* begin AVAILABLE DATA *

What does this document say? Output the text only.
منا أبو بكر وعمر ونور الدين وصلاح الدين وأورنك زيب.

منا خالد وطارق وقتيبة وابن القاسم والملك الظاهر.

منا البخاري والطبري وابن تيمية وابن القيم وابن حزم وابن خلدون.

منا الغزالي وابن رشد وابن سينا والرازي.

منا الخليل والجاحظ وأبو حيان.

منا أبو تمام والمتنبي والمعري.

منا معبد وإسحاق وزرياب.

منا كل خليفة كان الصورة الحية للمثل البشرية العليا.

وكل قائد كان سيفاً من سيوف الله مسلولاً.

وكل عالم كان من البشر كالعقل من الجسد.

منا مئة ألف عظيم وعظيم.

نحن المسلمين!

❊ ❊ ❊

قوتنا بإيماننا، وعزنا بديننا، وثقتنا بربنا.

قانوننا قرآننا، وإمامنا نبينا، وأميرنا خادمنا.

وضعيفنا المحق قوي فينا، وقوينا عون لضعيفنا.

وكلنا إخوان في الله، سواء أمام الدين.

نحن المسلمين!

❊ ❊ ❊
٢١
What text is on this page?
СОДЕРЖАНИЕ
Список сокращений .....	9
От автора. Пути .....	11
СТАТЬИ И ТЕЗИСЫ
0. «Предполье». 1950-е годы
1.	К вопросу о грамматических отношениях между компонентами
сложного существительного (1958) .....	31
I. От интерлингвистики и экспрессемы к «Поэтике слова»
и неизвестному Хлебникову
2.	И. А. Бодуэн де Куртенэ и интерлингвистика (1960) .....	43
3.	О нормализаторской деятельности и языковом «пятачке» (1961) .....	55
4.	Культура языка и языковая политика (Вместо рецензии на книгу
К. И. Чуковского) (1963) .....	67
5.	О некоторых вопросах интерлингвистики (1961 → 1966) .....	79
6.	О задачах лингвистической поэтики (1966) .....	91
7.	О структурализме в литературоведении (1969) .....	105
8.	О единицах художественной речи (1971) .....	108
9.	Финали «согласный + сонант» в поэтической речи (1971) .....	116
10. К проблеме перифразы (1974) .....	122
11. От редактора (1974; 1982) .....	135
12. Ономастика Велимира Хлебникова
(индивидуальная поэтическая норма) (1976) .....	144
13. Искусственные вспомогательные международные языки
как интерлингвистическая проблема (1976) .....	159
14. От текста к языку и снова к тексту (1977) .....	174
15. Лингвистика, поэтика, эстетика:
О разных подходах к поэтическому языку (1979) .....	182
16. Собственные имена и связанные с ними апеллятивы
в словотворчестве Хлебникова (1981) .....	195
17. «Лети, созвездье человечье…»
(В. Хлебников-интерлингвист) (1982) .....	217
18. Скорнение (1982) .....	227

* end AVAILABLE DATA *

▶ WORK INSTRUCTIONS
Pull out all lines from the entries above in which the word "интерлингвистики" appears.

▶ RESULT BELOW
I. От интерлингвистики и экспрессемы к «Поэтике слова»
5.	О некоторых вопросах интерлингвистики (1961 → 1966) .....	79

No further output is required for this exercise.